Only the number is wanted: how many lines contain the string "text"?
>>>
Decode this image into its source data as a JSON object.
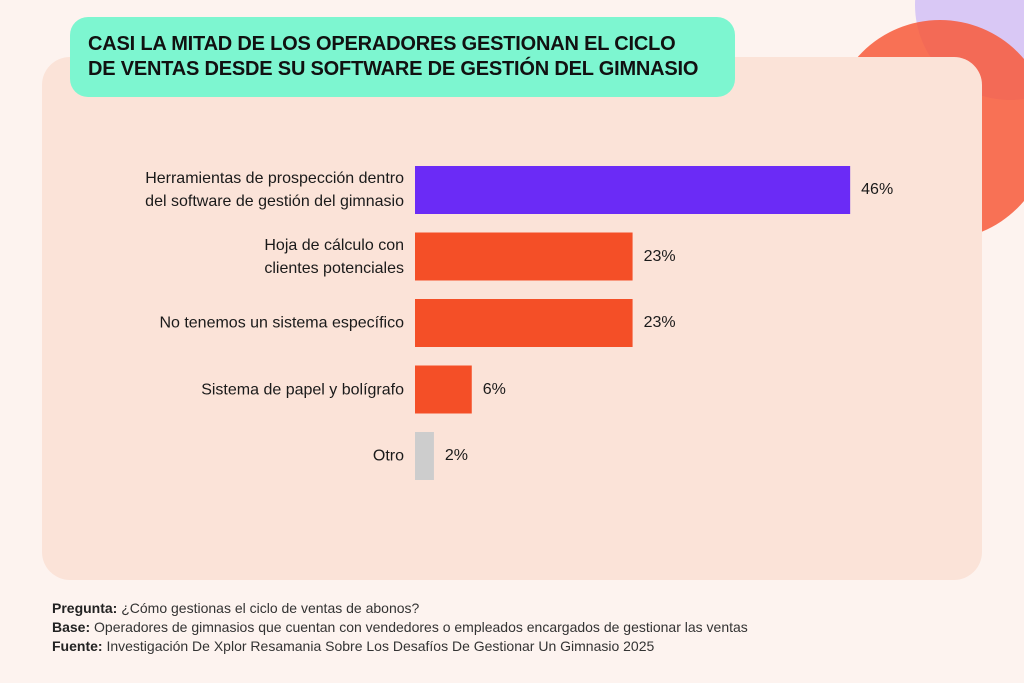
{
  "chart_data": {
    "type": "bar",
    "orientation": "horizontal",
    "title": "CASI LA MITAD DE LOS OPERADORES GESTIONAN EL CICLO\nDE VENTAS DESDE SU SOFTWARE DE GESTIÓN DEL GIMNASIO",
    "categories": [
      "Herramientas de prospección dentro\ndel software de gestión del gimnasio",
      "Hoja de cálculo con\nclientes potenciales",
      "No tenemos un sistema específico",
      "Sistema de papel y bolígrafo",
      "Otro"
    ],
    "values": [
      46,
      23,
      23,
      6,
      2
    ],
    "value_labels": [
      "46%",
      "23%",
      "23%",
      "6%",
      "2%"
    ],
    "colors": [
      "#6b2bf6",
      "#f44f27",
      "#f44f27",
      "#f44f27",
      "#cdcdcd"
    ],
    "notes": [
      {
        "label": "Pregunta:",
        "text": "¿Cómo gestionas el ciclo de ventas de abonos?"
      },
      {
        "label": "Base:",
        "text": "Operadores de gimnasios que cuentan con vendedores o empleados encargados de gestionar las ventas"
      },
      {
        "label": "Fuente:",
        "text": "Investigación De Xplor Resamania Sobre Los Desafíos De Gestionar Un Gimnasio 2025"
      }
    ]
  }
}
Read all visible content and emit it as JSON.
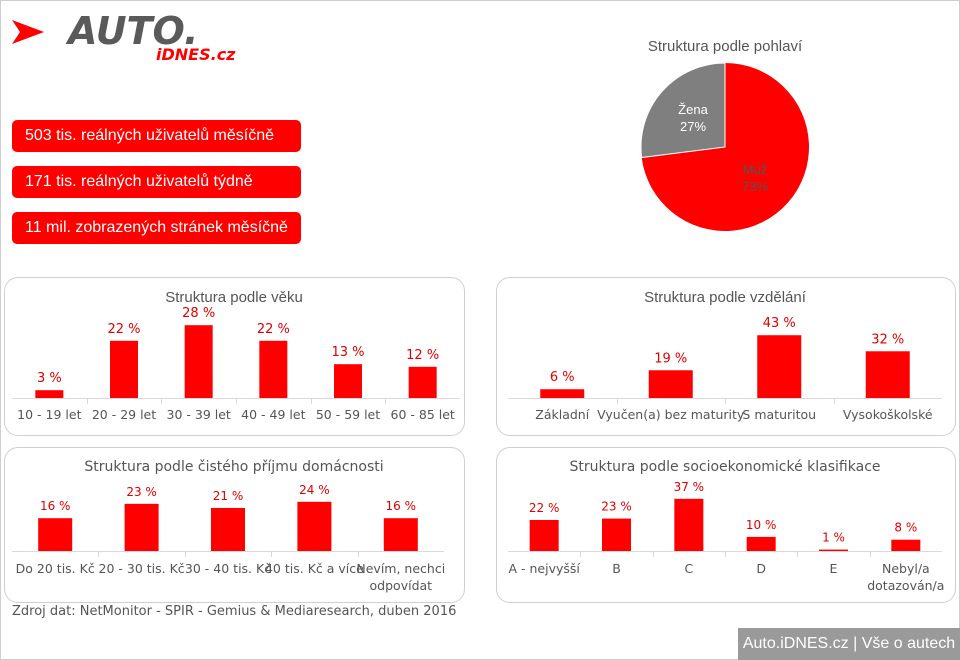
{
  "brand": {
    "logo_main": "AUTO.",
    "logo_sub": "iDNES.cz",
    "accent": "#ff0000",
    "gray": "#7f7f7f"
  },
  "stats": [
    "503 tis. reálných uživatelů měsíčně",
    "171 tis. reálných uživatelů týdně",
    "11 mil. zobrazených stránek měsíčně"
  ],
  "source": "Zdroj dat: NetMonitor - SPIR - Gemius & Mediaresearch, duben 2016",
  "footer": {
    "site": "Auto.iDNES.cz",
    "separator": "|",
    "tagline": "Vše o autech"
  },
  "chart_data": [
    {
      "type": "pie",
      "title": "Struktura podle pohlaví",
      "slices": [
        {
          "label": "Žena",
          "value": 27,
          "value_label": "27%",
          "color": "#7f7f7f"
        },
        {
          "label": "Muž",
          "value": 73,
          "value_label": "73%",
          "color": "#ff0000"
        }
      ]
    },
    {
      "type": "bar",
      "title": "Struktura podle věku",
      "categories": [
        "10 - 19 let",
        "20 - 29 let",
        "30 - 39 let",
        "40 - 49 let",
        "50 - 59 let",
        "60 - 85 let"
      ],
      "values": [
        3,
        22,
        28,
        22,
        13,
        12
      ],
      "value_labels": [
        "3 %",
        "22 %",
        "28 %",
        "22 %",
        "13 %",
        "12 %"
      ]
    },
    {
      "type": "bar",
      "title": "Struktura podle vzdělání",
      "categories": [
        "Základní",
        "Vyučen(a) bez maturity",
        "S maturitou",
        "Vysokoškolské"
      ],
      "values": [
        6,
        19,
        43,
        32
      ],
      "value_labels": [
        "6 %",
        "19 %",
        "43 %",
        "32 %"
      ]
    },
    {
      "type": "bar",
      "title": "Struktura podle čistého příjmu domácnosti",
      "categories": [
        [
          "Do 20 tis. Kč"
        ],
        [
          "20 - 30 tis. Kč"
        ],
        [
          "30 - 40 tis. Kč"
        ],
        [
          "40 tis. Kč a více"
        ],
        [
          "Nevím, nechci",
          "odpovídat"
        ]
      ],
      "values": [
        16,
        23,
        21,
        24,
        16
      ],
      "value_labels": [
        "16 %",
        "23 %",
        "21 %",
        "24 %",
        "16 %"
      ]
    },
    {
      "type": "bar",
      "title": "Struktura podle socioekonomické klasifikace",
      "categories": [
        [
          "A - nejvyšší"
        ],
        [
          "B"
        ],
        [
          "C"
        ],
        [
          "D"
        ],
        [
          "E"
        ],
        [
          "Nebyl/a",
          "dotazován/a"
        ]
      ],
      "values": [
        22,
        23,
        37,
        10,
        1,
        8
      ],
      "value_labels": [
        "22 %",
        "23 %",
        "37 %",
        "10 %",
        "1 %",
        "8 %"
      ]
    }
  ]
}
<<<
» **Full answer**: 3